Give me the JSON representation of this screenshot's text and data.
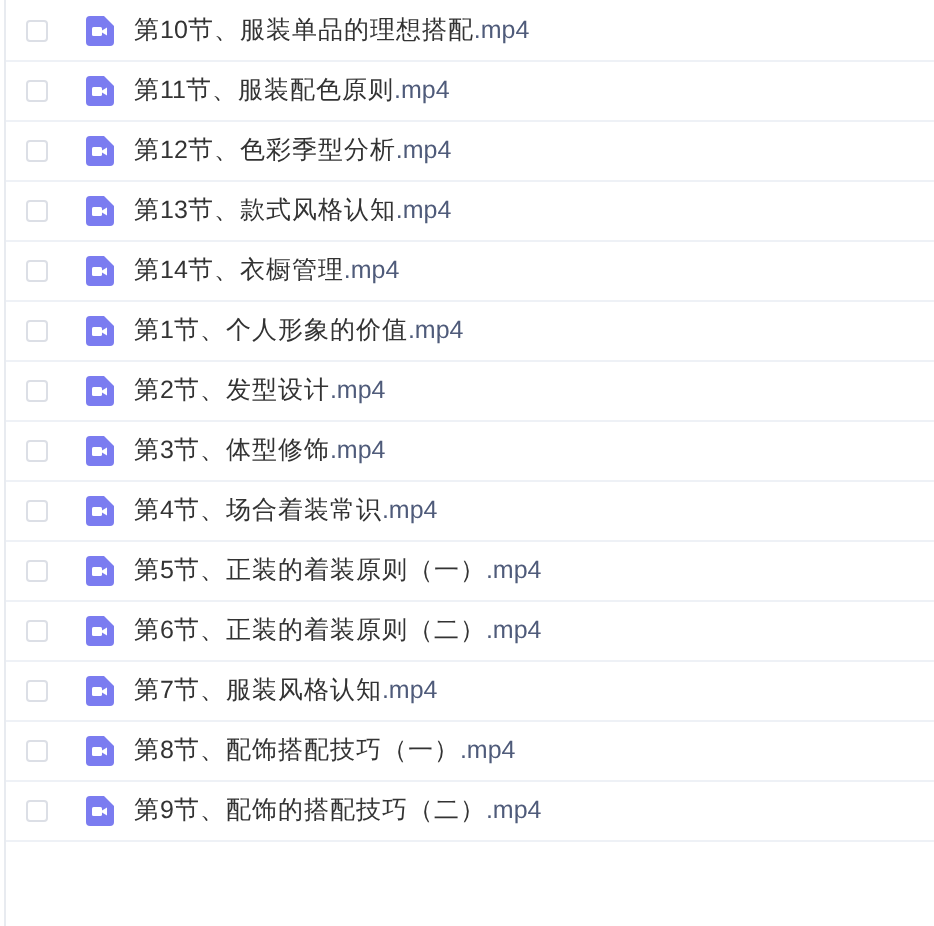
{
  "files": [
    {
      "name": "第10节、服装单品的理想搭配",
      "extension": ".mp4",
      "checked": false
    },
    {
      "name": "第11节、服装配色原则",
      "extension": ".mp4",
      "checked": false
    },
    {
      "name": "第12节、色彩季型分析",
      "extension": ".mp4",
      "checked": false
    },
    {
      "name": "第13节、款式风格认知",
      "extension": ".mp4",
      "checked": false
    },
    {
      "name": "第14节、衣橱管理",
      "extension": ".mp4",
      "checked": false
    },
    {
      "name": "第1节、个人形象的价值",
      "extension": ".mp4",
      "checked": false
    },
    {
      "name": "第2节、发型设计",
      "extension": ".mp4",
      "checked": false
    },
    {
      "name": "第3节、体型修饰",
      "extension": ".mp4",
      "checked": false
    },
    {
      "name": "第4节、场合着装常识",
      "extension": ".mp4",
      "checked": false
    },
    {
      "name": "第5节、正装的着装原则（一）",
      "extension": ".mp4",
      "checked": false
    },
    {
      "name": "第6节、正装的着装原则（二）",
      "extension": ".mp4",
      "checked": false
    },
    {
      "name": "第7节、服装风格认知",
      "extension": ".mp4",
      "checked": false
    },
    {
      "name": "第8节、配饰搭配技巧（一）",
      "extension": ".mp4",
      "checked": false
    },
    {
      "name": "第9节、配饰的搭配技巧（二）",
      "extension": ".mp4",
      "checked": false
    }
  ]
}
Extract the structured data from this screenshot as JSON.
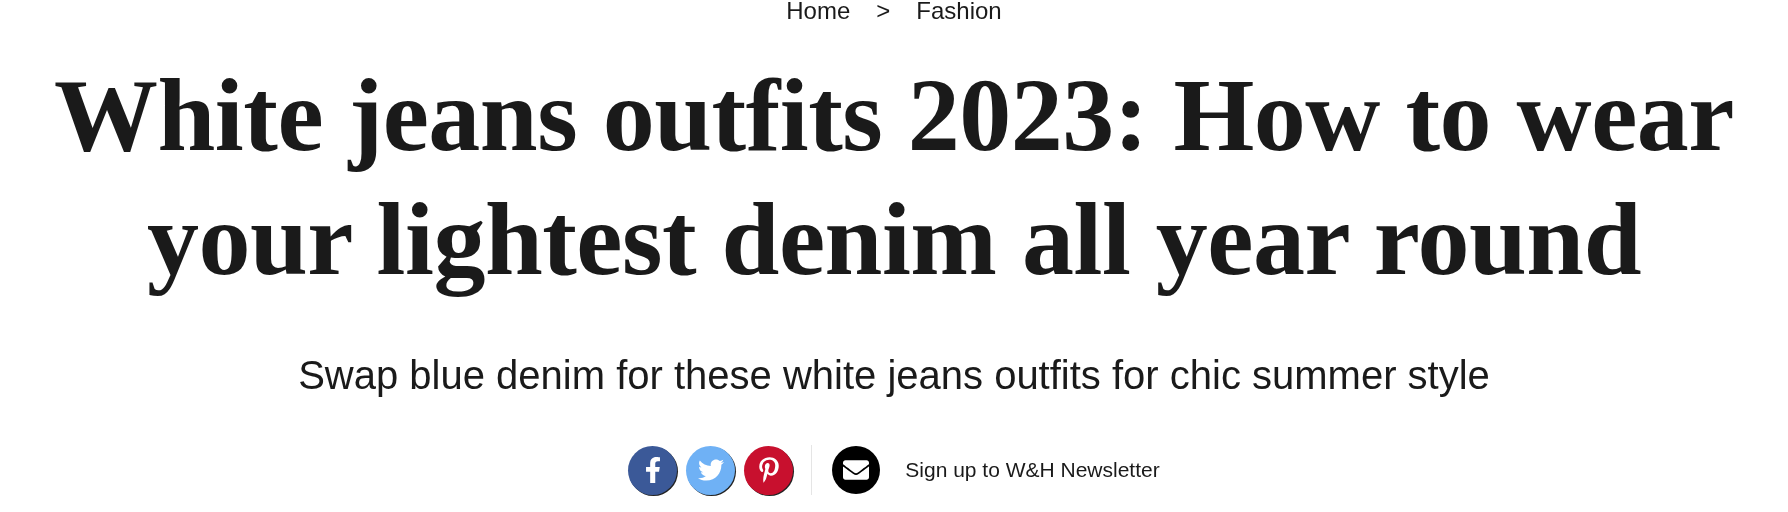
{
  "breadcrumb": {
    "items": [
      "Home",
      "Fashion"
    ],
    "separator": ">"
  },
  "title": "White jeans outfits 2023: How to wear your lightest denim all year round",
  "standfirst": "Swap blue denim for these white jeans outfits for chic summer style",
  "share_buttons": [
    {
      "kind": "facebook",
      "color": "#3b5998"
    },
    {
      "kind": "twitter",
      "color": "#6fb1f5"
    },
    {
      "kind": "pinterest",
      "color": "#c8102e"
    }
  ],
  "newsletter": {
    "label": "Sign up to W&H Newsletter"
  }
}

------------------------

Problem ▸
Write the entries above out again exactly, but not the pictures.

Solution to this problem ▸
Give me the JSON representation of this screenshot's text and data.
{
  "files": [
    {
      "name": "第10节、服装单品的理想搭配",
      "extension": ".mp4",
      "checked": false
    },
    {
      "name": "第11节、服装配色原则",
      "extension": ".mp4",
      "checked": false
    },
    {
      "name": "第12节、色彩季型分析",
      "extension": ".mp4",
      "checked": false
    },
    {
      "name": "第13节、款式风格认知",
      "extension": ".mp4",
      "checked": false
    },
    {
      "name": "第14节、衣橱管理",
      "extension": ".mp4",
      "checked": false
    },
    {
      "name": "第1节、个人形象的价值",
      "extension": ".mp4",
      "checked": false
    },
    {
      "name": "第2节、发型设计",
      "extension": ".mp4",
      "checked": false
    },
    {
      "name": "第3节、体型修饰",
      "extension": ".mp4",
      "checked": false
    },
    {
      "name": "第4节、场合着装常识",
      "extension": ".mp4",
      "checked": false
    },
    {
      "name": "第5节、正装的着装原则（一）",
      "extension": ".mp4",
      "checked": false
    },
    {
      "name": "第6节、正装的着装原则（二）",
      "extension": ".mp4",
      "checked": false
    },
    {
      "name": "第7节、服装风格认知",
      "extension": ".mp4",
      "checked": false
    },
    {
      "name": "第8节、配饰搭配技巧（一）",
      "extension": ".mp4",
      "checked": false
    },
    {
      "name": "第9节、配饰的搭配技巧（二）",
      "extension": ".mp4",
      "checked": false
    }
  ]
}
Extract the structured data from this screenshot as JSON.
{
  "breadcrumb": {
    "items": [
      "Home",
      "Fashion"
    ],
    "separator": ">"
  },
  "title": "White jeans outfits 2023: How to wear your lightest denim all year round",
  "standfirst": "Swap blue denim for these white jeans outfits for chic summer style",
  "share_buttons": [
    {
      "kind": "facebook",
      "color": "#3b5998"
    },
    {
      "kind": "twitter",
      "color": "#6fb1f5"
    },
    {
      "kind": "pinterest",
      "color": "#c8102e"
    }
  ],
  "newsletter": {
    "label": "Sign up to W&H Newsletter"
  }
}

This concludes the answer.